> _PROBLEM TO SOLVE_:
Copy each line where the word "page" occurs.

> _THE RECORDS_:

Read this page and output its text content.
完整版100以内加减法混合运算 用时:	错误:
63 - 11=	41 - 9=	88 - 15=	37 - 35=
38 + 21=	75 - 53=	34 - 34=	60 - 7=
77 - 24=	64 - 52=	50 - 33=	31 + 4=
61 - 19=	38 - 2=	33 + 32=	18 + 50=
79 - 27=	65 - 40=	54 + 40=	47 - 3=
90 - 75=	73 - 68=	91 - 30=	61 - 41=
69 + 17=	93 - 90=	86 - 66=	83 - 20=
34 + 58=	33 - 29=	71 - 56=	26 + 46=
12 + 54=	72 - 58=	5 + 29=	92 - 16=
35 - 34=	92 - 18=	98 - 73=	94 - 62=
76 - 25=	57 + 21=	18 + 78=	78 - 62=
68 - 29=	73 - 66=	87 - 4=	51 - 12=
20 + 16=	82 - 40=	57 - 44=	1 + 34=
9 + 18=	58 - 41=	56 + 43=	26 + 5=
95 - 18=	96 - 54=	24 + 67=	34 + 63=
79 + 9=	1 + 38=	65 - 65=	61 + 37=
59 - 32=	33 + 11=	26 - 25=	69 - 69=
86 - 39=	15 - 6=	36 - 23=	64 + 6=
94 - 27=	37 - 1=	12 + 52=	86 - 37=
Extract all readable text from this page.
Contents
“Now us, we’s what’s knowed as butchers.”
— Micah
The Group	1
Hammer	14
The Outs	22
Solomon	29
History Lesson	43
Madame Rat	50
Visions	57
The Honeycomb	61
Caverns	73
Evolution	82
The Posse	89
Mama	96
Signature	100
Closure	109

> _SOLVED PROBLEM_:
Read this page and output its text content.
Extract all readable text from this page.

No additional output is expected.